ADDITIONAL SUMMARY: Problems with 5.1B PK4 causing machine to hang

From: Chad W Baker (Chad_W_Baker@raytheon.com)
Date: Fri Feb 11 2005 - 16:05:51 EST


Hello,
A little more investigation turned up a problem with Clearcase v5.0. There
is a problem that could cause a potential system hang in the kernel virtual
memory when running Clearcase V5.0 MVFS. The IBM defect number is
RATLC00728925. The fix is included in patch 41. After installing this, I
was able to build software in Clearcase without the machine hanging up.

Chad

----- Forwarded by Chad W Baker/RES/Raytheon/US on 02/11/2005 03:59 PM
-----
                                                                           
             Chad W Baker
             <Chad_W_Baker@ray
             theon.com> To
             Sent by: tru64-unix-managers@ornl.gov
             tru64-unix-manage cc
             rs-owner@ornl.gov
                                                                   Subject
                                       SUMMARY: Problems with 5.1B PK4
             02/08/2005 03:25 causing machine to hang
             PM
                                                                           
                                                                           
                                                                           
                                                                           
                                                                           

Hello Managers,

Here is the response from I received from Dr. Thomas Blinn - the fix looks
like it's scheduled for the patch kit release. Original question follows.

Stated exercise 1: From the ClearCase hang summary, output the passage starting at "ADDITIONAL SUMMARY: Problems" and ending at "machine hanging up.".
Stated exercise 2: Render this sentence from the ClearCase hang summary in Spanish: "After installing this, I was able to build software in Clearcase without the machine hanging up."

Records:
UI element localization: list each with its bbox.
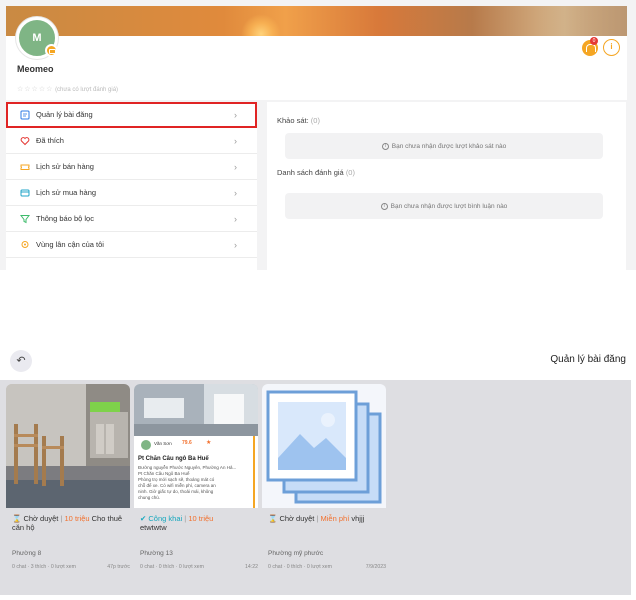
- post-card[interactable]: ⌛ Chờ duyệt | Miễn phí vhjjj Phường mỹ p…: [262, 384, 386, 575]
- post-status-text: Công khai: [148, 514, 183, 523]
- manage-posts-page: ↶ Quản lý bài đăng ⌛ Chờ duyệt | 10 triệ…: [0, 345, 636, 600]
- avatar-initial: M: [32, 32, 42, 44]
- post-status: ✔ Công khai | 10 triệu etwtwtw: [140, 514, 214, 532]
- post-price: Miễn phí: [320, 514, 350, 523]
- post-meta: 0 chat · 0 thích · 0 lượt xem 14:22: [140, 564, 258, 570]
- rating: ☆☆☆☆☆ (chưa có lượt đánh giá): [17, 85, 118, 93]
- profile-menu: Quản lý bài đăng › Đã thích › Lịch sử bá…: [6, 102, 257, 270]
- post-thumbnail-flyer: Văn Sơn 79.6 ★ Pt Chăn Câu ngô Ba Huế Đư…: [134, 384, 258, 508]
- card-icon: [20, 188, 30, 198]
- survey-section-title: Khảo sát: (0): [277, 116, 320, 125]
- reviews-empty-text: Bạn chưa nhận được lượt bình luận nào: [390, 202, 508, 210]
- info-icon: i: [380, 202, 388, 210]
- menu-item-sales-history[interactable]: Lịch sử bán hàng ›: [6, 154, 257, 180]
- hourglass-icon: ⌛: [12, 514, 22, 523]
- menu-item-label: Thông báo bộ lọc: [36, 214, 94, 223]
- post-thumbnail-placeholder: [262, 384, 386, 508]
- post-stats: 0 chat · 0 thích · 0 lượt xem: [268, 564, 332, 570]
- menu-item-label: Quản lý bài đăng: [36, 110, 93, 119]
- heart-icon: [20, 136, 30, 146]
- menu-item-manage-posts[interactable]: Quản lý bài đăng ›: [6, 102, 257, 128]
- post-status: ⌛ Chờ duyệt | 10 triệu Cho thuê căn hộ: [12, 514, 123, 532]
- post-icon: [20, 110, 30, 120]
- post-time: 14:22: [245, 564, 258, 570]
- menu-item-label: Vùng lân cận của tôi: [36, 240, 104, 249]
- reviews-section-title: Danh sách đánh giá (0): [277, 168, 355, 177]
- post-meta: 0 chat · 0 thích · 0 lượt xem 7/9/2023: [268, 564, 386, 570]
- chevron-right-icon: ›: [234, 135, 237, 146]
- post-price: 10 triệu: [64, 514, 90, 523]
- post-title: etwtwtw: [140, 523, 167, 532]
- reviews-count: (0): [345, 168, 355, 177]
- menu-item-liked[interactable]: Đã thích ›: [6, 128, 257, 154]
- post-status: ⌛ Chờ duyệt | Miễn phí vhjjj: [268, 514, 365, 523]
- star-icon: ★: [206, 440, 212, 446]
- post-status-text: Chờ duyệt: [23, 514, 59, 523]
- page-title: Quản lý bài đăng: [550, 354, 626, 365]
- check-circle-icon: ✔: [140, 514, 147, 523]
- cover-shade: [537, 6, 627, 36]
- image-placeholder-icon: [262, 384, 386, 508]
- post-time: 7/9/2023: [365, 564, 386, 570]
- cover-glow: [241, 14, 281, 36]
- menu-item-label: Đã thích: [36, 136, 64, 145]
- flyer-description: Đường nguyễn Phước Nguyên, Phường An Hả.…: [138, 465, 252, 501]
- avatar-edit-badge-icon[interactable]: [45, 44, 58, 57]
- info-icon: i: [381, 142, 389, 150]
- location-icon: [20, 240, 30, 250]
- post-card[interactable]: ⌛ Chờ duyệt | 10 triệu Cho thuê căn hộ P…: [6, 384, 130, 575]
- post-ward: Phường 8: [12, 550, 42, 557]
- post-time: 47p trước: [107, 564, 130, 570]
- post-thumbnail-apartment: [6, 384, 130, 508]
- chevron-right-icon: ›: [234, 161, 237, 172]
- chevron-right-icon: ›: [234, 187, 237, 198]
- menu-item-label: Lịch sử mua hàng: [36, 188, 97, 197]
- menu-item-my-neighborhood[interactable]: Vùng lân cận của tôi ›: [6, 232, 257, 258]
- post-stats: 0 chat · 3 thích · 0 lượt xem: [12, 564, 76, 570]
- ticket-icon: [20, 162, 30, 172]
- back-button[interactable]: ↶: [10, 350, 32, 372]
- profile-right-pane: Khảo sát: (0) i Bạn chưa nhận được lượt …: [267, 102, 626, 270]
- rating-stars-icon: ☆☆☆☆☆: [17, 86, 54, 93]
- reviews-empty-state: i Bạn chưa nhận được lượt bình luận nào: [285, 193, 603, 219]
- notification-count-badge: 0: [590, 37, 598, 45]
- post-card[interactable]: Văn Sơn 79.6 ★ Pt Chăn Câu ngô Ba Huế Đư…: [134, 384, 258, 575]
- post-ward: Phường mỹ phước: [268, 550, 324, 557]
- reviews-title: Danh sách đánh giá: [277, 168, 344, 177]
- info-button[interactable]: i: [603, 39, 620, 56]
- filter-icon: [20, 214, 30, 224]
- chevron-right-icon: ›: [234, 109, 237, 120]
- manage-posts-header: ↶ Quản lý bài đăng: [0, 345, 636, 380]
- post-status-text: Chờ duyệt: [279, 514, 315, 523]
- chevron-right-icon: ›: [234, 213, 237, 224]
- rating-text: (chưa có lượt đánh giá): [55, 87, 119, 93]
- post-price: 10 triệu: [188, 514, 214, 523]
- menu-item-label: Lịch sử bán hàng: [36, 162, 94, 171]
- chevron-right-icon: ›: [234, 239, 237, 250]
- profile-page: M Meomeo ☆☆☆☆☆ (chưa có lượt đánh giá) 0…: [0, 0, 636, 270]
- post-meta: 0 chat · 3 thích · 0 lượt xem 47p trước: [12, 564, 130, 570]
- flyer-author: Văn Sơn: [154, 441, 172, 446]
- menu-item-purchase-history[interactable]: Lịch sử mua hàng ›: [6, 180, 257, 206]
- flyer-line: chung chủ.: [138, 495, 161, 500]
- flyer-price: 79.6: [182, 440, 192, 446]
- menu-item-filter-notifications[interactable]: Thông báo bộ lọc ›: [6, 206, 257, 232]
- username: Meomeo: [17, 64, 54, 74]
- profile-cover-image: [6, 6, 627, 36]
- survey-empty-state: i Bạn chưa nhận được lượt khảo sát nào: [285, 133, 603, 159]
- post-ward: Phường 13: [140, 550, 173, 557]
- post-title: vhjjj: [351, 514, 365, 523]
- survey-title: Khảo sát:: [277, 116, 309, 125]
- survey-empty-text: Bạn chưa nhận được lượt khảo sát nào: [391, 142, 507, 150]
- survey-count: (0): [310, 116, 320, 125]
- post-stats: 0 chat · 0 thích · 0 lượt xem: [140, 564, 204, 570]
- hourglass-icon: ⌛: [268, 514, 278, 523]
- flyer-name: Pt Chăn Câu ngô Ba Huế: [138, 456, 209, 462]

Exercise solution 1:
ADDITIONAL SUMMARY: Problems with 5.1B PK4 causing machine to hang

From: Chad W Baker (Chad_W_Baker@raytheon.com)
Date: Fri Feb 11 2005 - 16:05:51 EST


Hello,
A little more investigation turned up a problem with Clearcase v5.0. There
is a problem that could cause a potential system hang in the kernel virtual
memory when running Clearcase V5.0 MVFS. The IBM defect number is
RATLC00728925. The fix is included in patch 41. After installing this, I
was able to build software in Clearcase without the machine hanging up.

Exercise solution 2: Después de instalar esto, pude compilar software en Clearcase sin que la máquina se colgara.